* _What needs to be done_: Extract every line that includes the string "series".

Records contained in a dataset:
====
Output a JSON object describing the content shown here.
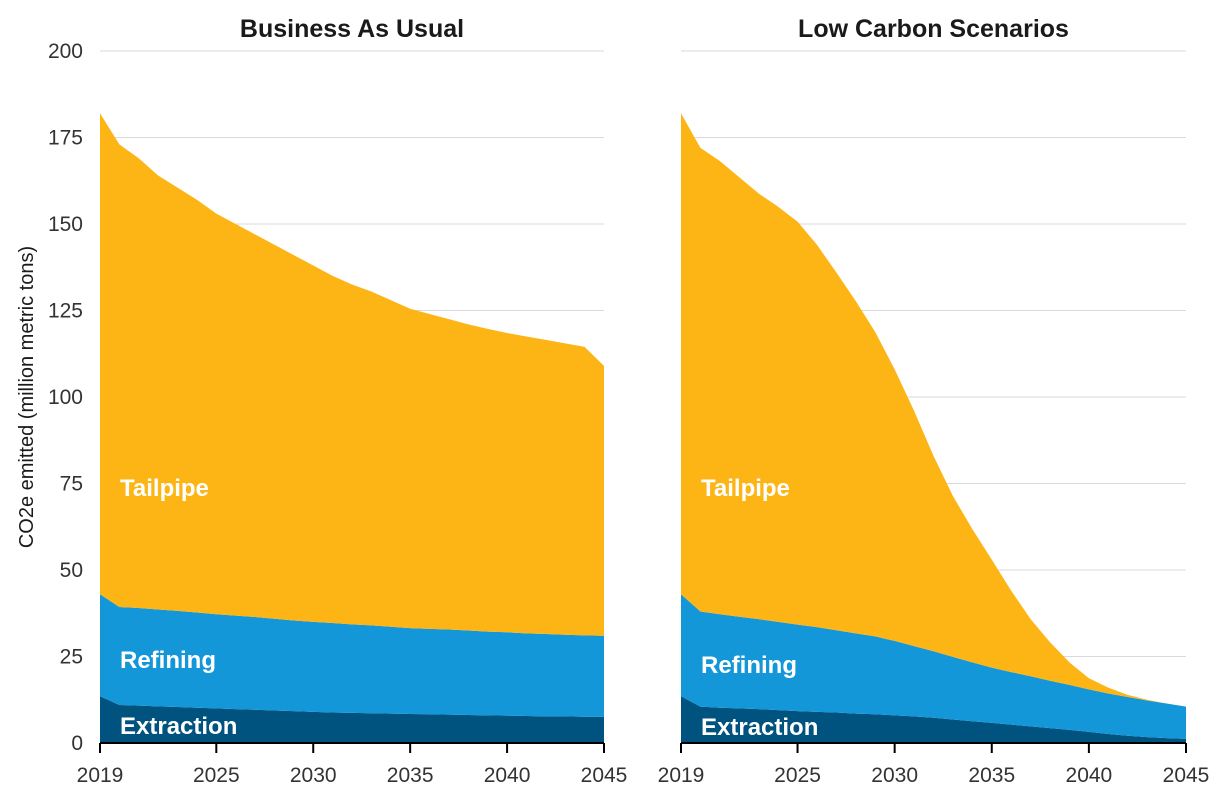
{
  "chart_data": {
    "type": "area",
    "stacked": true,
    "ylabel": "CO2e emitted (million metric tons)",
    "ylim": [
      0,
      200
    ],
    "yticks": [
      0,
      25,
      50,
      75,
      100,
      125,
      150,
      175,
      200
    ],
    "xlim": [
      2019,
      2045
    ],
    "xticks": [
      2019,
      2025,
      2030,
      2035,
      2040,
      2045
    ],
    "grid": "horizontal",
    "colors": {
      "Extraction": "#00527f",
      "Refining": "#1497d8",
      "Tailpipe": "#fdb515"
    },
    "panels": [
      {
        "title": "Business As Usual",
        "x": [
          2019,
          2020,
          2021,
          2022,
          2023,
          2024,
          2025,
          2026,
          2027,
          2028,
          2029,
          2030,
          2031,
          2032,
          2033,
          2034,
          2035,
          2036,
          2037,
          2038,
          2039,
          2040,
          2041,
          2042,
          2043,
          2044,
          2045
        ],
        "series": [
          {
            "name": "Extraction",
            "values": [
              13.5,
              11,
              10.8,
              10.6,
              10.4,
              10.2,
              10,
              9.8,
              9.6,
              9.4,
              9.2,
              9,
              8.8,
              8.7,
              8.6,
              8.5,
              8.4,
              8.3,
              8.2,
              8.1,
              8,
              7.9,
              7.8,
              7.7,
              7.7,
              7.6,
              7.6
            ]
          },
          {
            "name": "Refining",
            "values": [
              29.5,
              28.3,
              28.2,
              28,
              27.8,
              27.5,
              27.2,
              27,
              26.8,
              26.5,
              26.2,
              26,
              25.9,
              25.6,
              25.4,
              25.1,
              24.8,
              24.7,
              24.6,
              24.4,
              24.2,
              24.1,
              23.9,
              23.8,
              23.6,
              23.5,
              23.4
            ]
          },
          {
            "name": "Tailpipe",
            "values": [
              139,
              133.7,
              130,
              125.4,
              122.3,
              119.3,
              115.8,
              113.2,
              110.6,
              108.1,
              105.6,
              103,
              100.3,
              98.2,
              96.5,
              94.4,
              92.3,
              91,
              89.7,
              88.5,
              87.5,
              86.5,
              85.8,
              85,
              84.2,
              83.4,
              78
            ]
          }
        ]
      },
      {
        "title": "Low Carbon Scenarios",
        "x": [
          2019,
          2020,
          2021,
          2022,
          2023,
          2024,
          2025,
          2026,
          2027,
          2028,
          2029,
          2030,
          2031,
          2032,
          2033,
          2034,
          2035,
          2036,
          2037,
          2038,
          2039,
          2040,
          2041,
          2042,
          2043,
          2044,
          2045
        ],
        "series": [
          {
            "name": "Extraction",
            "values": [
              13.5,
              10.5,
              10.2,
              10,
              9.8,
              9.5,
              9.2,
              9,
              8.8,
              8.5,
              8.3,
              8,
              7.7,
              7.3,
              6.8,
              6.3,
              5.8,
              5.3,
              4.8,
              4.3,
              3.8,
              3.2,
              2.6,
              2.1,
              1.7,
              1.4,
              1.2
            ]
          },
          {
            "name": "Refining",
            "values": [
              29.5,
              27.5,
              27,
              26.5,
              26,
              25.5,
              25,
              24.5,
              23.8,
              23.2,
              22.5,
              21.5,
              20.3,
              19.2,
              18.1,
              17,
              16,
              15.2,
              14.5,
              13.7,
              13,
              12.3,
              11.7,
              11.2,
              10.6,
              10,
              9.3
            ]
          },
          {
            "name": "Tailpipe",
            "values": [
              139,
              134,
              131,
              127,
              123,
              120,
              116.5,
              110.5,
              103.4,
              96,
              88,
              78.5,
              68,
              56.5,
              46.5,
              38.5,
              31.2,
              23.5,
              16.5,
              11.1,
              6.5,
              3.2,
              1.7,
              0.6,
              0.2,
              0,
              0
            ]
          }
        ]
      }
    ],
    "area_labels": [
      {
        "series": "Tailpipe",
        "text": "Tailpipe"
      },
      {
        "series": "Refining",
        "text": "Refining"
      },
      {
        "series": "Extraction",
        "text": "Extraction"
      }
    ]
  }
}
====
* _Reply to the task_:
        "series": [
        "series": [
        "series": "Tailpipe",
        "series": "Refining",
        "series": "Extraction",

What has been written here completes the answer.